**Rows from a figure dataset:**
───

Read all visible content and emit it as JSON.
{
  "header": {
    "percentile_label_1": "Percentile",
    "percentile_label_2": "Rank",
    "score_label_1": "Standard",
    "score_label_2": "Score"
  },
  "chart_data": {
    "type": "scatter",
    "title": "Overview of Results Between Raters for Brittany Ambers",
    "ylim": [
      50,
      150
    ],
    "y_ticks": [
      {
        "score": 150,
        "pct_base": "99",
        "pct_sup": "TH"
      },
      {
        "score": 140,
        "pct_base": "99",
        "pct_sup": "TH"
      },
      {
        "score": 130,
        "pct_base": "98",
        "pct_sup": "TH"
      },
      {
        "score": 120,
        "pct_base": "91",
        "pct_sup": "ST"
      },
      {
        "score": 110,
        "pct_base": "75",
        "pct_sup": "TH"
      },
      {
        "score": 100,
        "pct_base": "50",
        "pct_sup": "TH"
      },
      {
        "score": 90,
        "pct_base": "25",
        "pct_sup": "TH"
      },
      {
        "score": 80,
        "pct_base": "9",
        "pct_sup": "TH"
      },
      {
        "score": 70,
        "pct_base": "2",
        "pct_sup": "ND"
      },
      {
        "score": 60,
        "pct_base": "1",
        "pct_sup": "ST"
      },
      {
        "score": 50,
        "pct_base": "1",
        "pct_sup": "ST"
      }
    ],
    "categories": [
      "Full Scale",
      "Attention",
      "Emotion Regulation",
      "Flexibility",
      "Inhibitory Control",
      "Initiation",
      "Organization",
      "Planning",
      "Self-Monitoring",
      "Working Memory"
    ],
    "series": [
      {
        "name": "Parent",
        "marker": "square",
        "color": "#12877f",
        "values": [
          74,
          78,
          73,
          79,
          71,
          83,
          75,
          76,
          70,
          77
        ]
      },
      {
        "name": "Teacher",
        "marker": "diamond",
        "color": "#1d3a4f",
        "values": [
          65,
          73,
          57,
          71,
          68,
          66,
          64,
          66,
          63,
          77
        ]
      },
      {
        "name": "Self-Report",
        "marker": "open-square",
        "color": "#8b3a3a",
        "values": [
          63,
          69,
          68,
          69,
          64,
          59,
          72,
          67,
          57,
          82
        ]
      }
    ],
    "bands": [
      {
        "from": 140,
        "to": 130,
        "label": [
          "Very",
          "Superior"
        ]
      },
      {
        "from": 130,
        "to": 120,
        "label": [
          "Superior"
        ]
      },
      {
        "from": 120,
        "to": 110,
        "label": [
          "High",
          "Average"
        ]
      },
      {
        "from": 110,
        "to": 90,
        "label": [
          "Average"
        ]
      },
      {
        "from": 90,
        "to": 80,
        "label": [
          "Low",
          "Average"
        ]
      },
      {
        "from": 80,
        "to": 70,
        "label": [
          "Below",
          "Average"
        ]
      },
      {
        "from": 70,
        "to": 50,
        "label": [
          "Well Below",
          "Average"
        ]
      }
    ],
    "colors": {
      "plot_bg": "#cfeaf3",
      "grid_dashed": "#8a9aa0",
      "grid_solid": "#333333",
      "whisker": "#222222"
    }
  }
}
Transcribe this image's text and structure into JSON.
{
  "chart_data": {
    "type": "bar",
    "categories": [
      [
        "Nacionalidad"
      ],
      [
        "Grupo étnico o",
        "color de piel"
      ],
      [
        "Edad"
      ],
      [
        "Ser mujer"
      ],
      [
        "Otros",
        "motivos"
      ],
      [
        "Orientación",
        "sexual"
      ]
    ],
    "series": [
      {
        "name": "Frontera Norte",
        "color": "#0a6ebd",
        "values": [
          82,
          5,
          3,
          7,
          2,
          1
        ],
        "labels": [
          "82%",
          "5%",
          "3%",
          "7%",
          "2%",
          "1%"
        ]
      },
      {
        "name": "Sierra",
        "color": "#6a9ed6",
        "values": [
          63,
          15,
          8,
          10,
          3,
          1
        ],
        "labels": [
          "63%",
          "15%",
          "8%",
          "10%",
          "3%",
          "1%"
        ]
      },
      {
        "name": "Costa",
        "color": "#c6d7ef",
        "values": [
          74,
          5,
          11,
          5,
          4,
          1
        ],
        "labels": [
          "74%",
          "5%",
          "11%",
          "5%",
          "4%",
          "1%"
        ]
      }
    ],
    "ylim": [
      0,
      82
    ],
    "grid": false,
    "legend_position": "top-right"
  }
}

───

**Given problem:** Repeat the data in its entirety, character for character.

**Solved exercise:**
Read all visible content and emit it as JSON.
{
  "header": {
    "percentile_label_1": "Percentile",
    "percentile_label_2": "Rank",
    "score_label_1": "Standard",
    "score_label_2": "Score"
  },
  "chart_data": {
    "type": "scatter",
    "title": "Overview of Results Between Raters for Brittany Ambers",
    "ylim": [
      50,
      150
    ],
    "y_ticks": [
      {
        "score": 150,
        "pct_base": "99",
        "pct_sup": "TH"
      },
      {
        "score": 140,
        "pct_base": "99",
        "pct_sup": "TH"
      },
      {
        "score": 130,
        "pct_base": "98",
        "pct_sup": "TH"
      },
      {
        "score": 120,
        "pct_base": "91",
        "pct_sup": "ST"
      },
      {
        "score": 110,
        "pct_base": "75",
        "pct_sup": "TH"
      },
      {
        "score": 100,
        "pct_base": "50",
        "pct_sup": "TH"
      },
      {
        "score": 90,
        "pct_base": "25",
        "pct_sup": "TH"
      },
      {
        "score": 80,
        "pct_base": "9",
        "pct_sup": "TH"
      },
      {
        "score": 70,
        "pct_base": "2",
        "pct_sup": "ND"
      },
      {
        "score": 60,
        "pct_base": "1",
        "pct_sup": "ST"
      },
      {
        "score": 50,
        "pct_base": "1",
        "pct_sup": "ST"
      }
    ],
    "categories": [
      "Full Scale",
      "Attention",
      "Emotion Regulation",
      "Flexibility",
      "Inhibitory Control",
      "Initiation",
      "Organization",
      "Planning",
      "Self-Monitoring",
      "Working Memory"
    ],
    "series": [
      {
        "name": "Parent",
        "marker": "square",
        "color": "#12877f",
        "values": [
          74,
          78,
          73,
          79,
          71,
          83,
          75,
          76,
          70,
          77
        ]
      },
      {
        "name": "Teacher",
        "marker": "diamond",
        "color": "#1d3a4f",
        "values": [
          65,
          73,
          57,
          71,
          68,
          66,
          64,
          66,
          63,
          77
        ]
      },
      {
        "name": "Self-Report",
        "marker": "open-square",
        "color": "#8b3a3a",
        "values": [
          63,
          69,
          68,
          69,
          64,
          59,
          72,
          67,
          57,
          82
        ]
      }
    ],
    "bands": [
      {
        "from": 140,
        "to": 130,
        "label": [
          "Very",
          "Superior"
        ]
      },
      {
        "from": 130,
        "to": 120,
        "label": [
          "Superior"
        ]
      },
      {
        "from": 120,
        "to": 110,
        "label": [
          "High",
          "Average"
        ]
      },
      {
        "from": 110,
        "to": 90,
        "label": [
          "Average"
        ]
      },
      {
        "from": 90,
        "to": 80,
        "label": [
          "Low",
          "Average"
        ]
      },
      {
        "from": 80,
        "to": 70,
        "label": [
          "Below",
          "Average"
        ]
      },
      {
        "from": 70,
        "to": 50,
        "label": [
          "Well Below",
          "Average"
        ]
      }
    ],
    "colors": {
      "plot_bg": "#cfeaf3",
      "grid_dashed": "#8a9aa0",
      "grid_solid": "#333333",
      "whisker": "#222222"
    }
  }
}
Transcribe this image's text and structure into JSON.
{
  "chart_data": {
    "type": "bar",
    "categories": [
      [
        "Nacionalidad"
      ],
      [
        "Grupo étnico o",
        "color de piel"
      ],
      [
        "Edad"
      ],
      [
        "Ser mujer"
      ],
      [
        "Otros",
        "motivos"
      ],
      [
        "Orientación",
        "sexual"
      ]
    ],
    "series": [
      {
        "name": "Frontera Norte",
        "color": "#0a6ebd",
        "values": [
          82,
          5,
          3,
          7,
          2,
          1
        ],
        "labels": [
          "82%",
          "5%",
          "3%",
          "7%",
          "2%",
          "1%"
        ]
      },
      {
        "name": "Sierra",
        "color": "#6a9ed6",
        "values": [
          63,
          15,
          8,
          10,
          3,
          1
        ],
        "labels": [
          "63%",
          "15%",
          "8%",
          "10%",
          "3%",
          "1%"
        ]
      },
      {
        "name": "Costa",
        "color": "#c6d7ef",
        "values": [
          74,
          5,
          11,
          5,
          4,
          1
        ],
        "labels": [
          "74%",
          "5%",
          "11%",
          "5%",
          "4%",
          "1%"
        ]
      }
    ],
    "ylim": [
      0,
      82
    ],
    "grid": false,
    "legend_position": "top-right"
  }
}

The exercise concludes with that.